▸ Task description: Write out all of the entries exactly, please.

[Data items]
———
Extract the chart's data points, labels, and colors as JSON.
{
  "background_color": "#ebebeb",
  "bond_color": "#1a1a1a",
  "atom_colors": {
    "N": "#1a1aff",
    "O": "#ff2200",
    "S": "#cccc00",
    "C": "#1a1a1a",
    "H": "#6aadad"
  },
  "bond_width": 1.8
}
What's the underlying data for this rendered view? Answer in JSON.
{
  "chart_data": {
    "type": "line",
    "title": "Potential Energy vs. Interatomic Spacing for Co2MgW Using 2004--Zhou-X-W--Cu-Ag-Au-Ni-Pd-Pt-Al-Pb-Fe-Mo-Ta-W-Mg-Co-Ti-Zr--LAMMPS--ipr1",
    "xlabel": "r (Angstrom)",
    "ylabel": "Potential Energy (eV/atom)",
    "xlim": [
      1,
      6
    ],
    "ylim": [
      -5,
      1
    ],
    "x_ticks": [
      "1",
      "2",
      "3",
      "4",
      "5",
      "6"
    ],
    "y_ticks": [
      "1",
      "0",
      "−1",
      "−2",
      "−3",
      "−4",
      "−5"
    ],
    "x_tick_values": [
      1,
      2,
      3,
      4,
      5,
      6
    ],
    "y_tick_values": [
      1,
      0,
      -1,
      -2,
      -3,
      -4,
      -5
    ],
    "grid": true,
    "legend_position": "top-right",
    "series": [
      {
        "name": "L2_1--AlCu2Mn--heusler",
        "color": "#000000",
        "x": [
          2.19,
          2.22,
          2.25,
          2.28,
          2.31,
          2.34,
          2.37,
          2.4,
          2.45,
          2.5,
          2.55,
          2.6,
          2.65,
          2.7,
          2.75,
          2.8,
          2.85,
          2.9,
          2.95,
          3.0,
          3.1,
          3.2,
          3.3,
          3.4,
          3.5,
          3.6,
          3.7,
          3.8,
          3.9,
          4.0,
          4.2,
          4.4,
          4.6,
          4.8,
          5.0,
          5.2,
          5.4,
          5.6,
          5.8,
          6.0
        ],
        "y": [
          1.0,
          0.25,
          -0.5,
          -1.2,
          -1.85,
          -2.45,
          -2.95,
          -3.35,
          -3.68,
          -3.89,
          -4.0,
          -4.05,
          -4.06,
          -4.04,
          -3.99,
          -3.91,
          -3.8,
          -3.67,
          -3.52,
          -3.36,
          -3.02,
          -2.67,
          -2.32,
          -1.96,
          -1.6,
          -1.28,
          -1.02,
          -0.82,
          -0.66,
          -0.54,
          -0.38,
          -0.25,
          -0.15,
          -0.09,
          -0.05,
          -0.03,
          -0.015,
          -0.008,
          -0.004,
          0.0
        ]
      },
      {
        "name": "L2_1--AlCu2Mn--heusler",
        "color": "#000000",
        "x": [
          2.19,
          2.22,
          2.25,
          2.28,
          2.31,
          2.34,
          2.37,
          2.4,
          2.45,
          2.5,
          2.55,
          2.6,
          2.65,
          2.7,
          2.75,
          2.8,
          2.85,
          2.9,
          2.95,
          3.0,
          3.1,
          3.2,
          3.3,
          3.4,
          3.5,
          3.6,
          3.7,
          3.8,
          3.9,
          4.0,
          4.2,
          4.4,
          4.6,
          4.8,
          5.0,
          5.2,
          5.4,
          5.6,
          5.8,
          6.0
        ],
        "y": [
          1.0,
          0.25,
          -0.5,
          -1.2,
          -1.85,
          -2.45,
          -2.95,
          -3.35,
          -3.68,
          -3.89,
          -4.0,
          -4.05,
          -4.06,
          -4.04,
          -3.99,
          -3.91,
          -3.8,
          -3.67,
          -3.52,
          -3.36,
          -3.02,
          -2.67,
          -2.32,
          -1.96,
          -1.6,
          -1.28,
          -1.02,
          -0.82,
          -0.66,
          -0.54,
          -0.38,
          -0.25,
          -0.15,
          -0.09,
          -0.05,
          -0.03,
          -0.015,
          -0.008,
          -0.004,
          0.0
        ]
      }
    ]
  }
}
———
▸ Solution to this problem:
Extract the chart's data points, labels, and colors as JSON.
{
  "background_color": "#ebebeb",
  "bond_color": "#1a1a1a",
  "atom_colors": {
    "N": "#1a1aff",
    "O": "#ff2200",
    "S": "#cccc00",
    "C": "#1a1a1a",
    "H": "#6aadad"
  },
  "bond_width": 1.8
}
What's the underlying data for this rendered view? Answer in JSON.
{
  "chart_data": {
    "type": "line",
    "title": "Potential Energy vs. Interatomic Spacing for Co2MgW Using 2004--Zhou-X-W--Cu-Ag-Au-Ni-Pd-Pt-Al-Pb-Fe-Mo-Ta-W-Mg-Co-Ti-Zr--LAMMPS--ipr1",
    "xlabel": "r (Angstrom)",
    "ylabel": "Potential Energy (eV/atom)",
    "xlim": [
      1,
      6
    ],
    "ylim": [
      -5,
      1
    ],
    "x_ticks": [
      "1",
      "2",
      "3",
      "4",
      "5",
      "6"
    ],
    "y_ticks": [
      "1",
      "0",
      "−1",
      "−2",
      "−3",
      "−4",
      "−5"
    ],
    "x_tick_values": [
      1,
      2,
      3,
      4,
      5,
      6
    ],
    "y_tick_values": [
      1,
      0,
      -1,
      -2,
      -3,
      -4,
      -5
    ],
    "grid": true,
    "legend_position": "top-right",
    "series": [
      {
        "name": "L2_1--AlCu2Mn--heusler",
        "color": "#000000",
        "x": [
          2.19,
          2.22,
          2.25,
          2.28,
          2.31,
          2.34,
          2.37,
          2.4,
          2.45,
          2.5,
          2.55,
          2.6,
          2.65,
          2.7,
          2.75,
          2.8,
          2.85,
          2.9,
          2.95,
          3.0,
          3.1,
          3.2,
          3.3,
          3.4,
          3.5,
          3.6,
          3.7,
          3.8,
          3.9,
          4.0,
          4.2,
          4.4,
          4.6,
          4.8,
          5.0,
          5.2,
          5.4,
          5.6,
          5.8,
          6.0
        ],
        "y": [
          1.0,
          0.25,
          -0.5,
          -1.2,
          -1.85,
          -2.45,
          -2.95,
          -3.35,
          -3.68,
          -3.89,
          -4.0,
          -4.05,
          -4.06,
          -4.04,
          -3.99,
          -3.91,
          -3.8,
          -3.67,
          -3.52,
          -3.36,
          -3.02,
          -2.67,
          -2.32,
          -1.96,
          -1.6,
          -1.28,
          -1.02,
          -0.82,
          -0.66,
          -0.54,
          -0.38,
          -0.25,
          -0.15,
          -0.09,
          -0.05,
          -0.03,
          -0.015,
          -0.008,
          -0.004,
          0.0
        ]
      },
      {
        "name": "L2_1--AlCu2Mn--heusler",
        "color": "#000000",
        "x": [
          2.19,
          2.22,
          2.25,
          2.28,
          2.31,
          2.34,
          2.37,
          2.4,
          2.45,
          2.5,
          2.55,
          2.6,
          2.65,
          2.7,
          2.75,
          2.8,
          2.85,
          2.9,
          2.95,
          3.0,
          3.1,
          3.2,
          3.3,
          3.4,
          3.5,
          3.6,
          3.7,
          3.8,
          3.9,
          4.0,
          4.2,
          4.4,
          4.6,
          4.8,
          5.0,
          5.2,
          5.4,
          5.6,
          5.8,
          6.0
        ],
        "y": [
          1.0,
          0.25,
          -0.5,
          -1.2,
          -1.85,
          -2.45,
          -2.95,
          -3.35,
          -3.68,
          -3.89,
          -4.0,
          -4.05,
          -4.06,
          -4.04,
          -3.99,
          -3.91,
          -3.8,
          -3.67,
          -3.52,
          -3.36,
          -3.02,
          -2.67,
          -2.32,
          -1.96,
          -1.6,
          -1.28,
          -1.02,
          -0.82,
          -0.66,
          -0.54,
          -0.38,
          -0.25,
          -0.15,
          -0.09,
          -0.05,
          -0.03,
          -0.015,
          -0.008,
          -0.004,
          0.0
        ]
      }
    ]
  }
}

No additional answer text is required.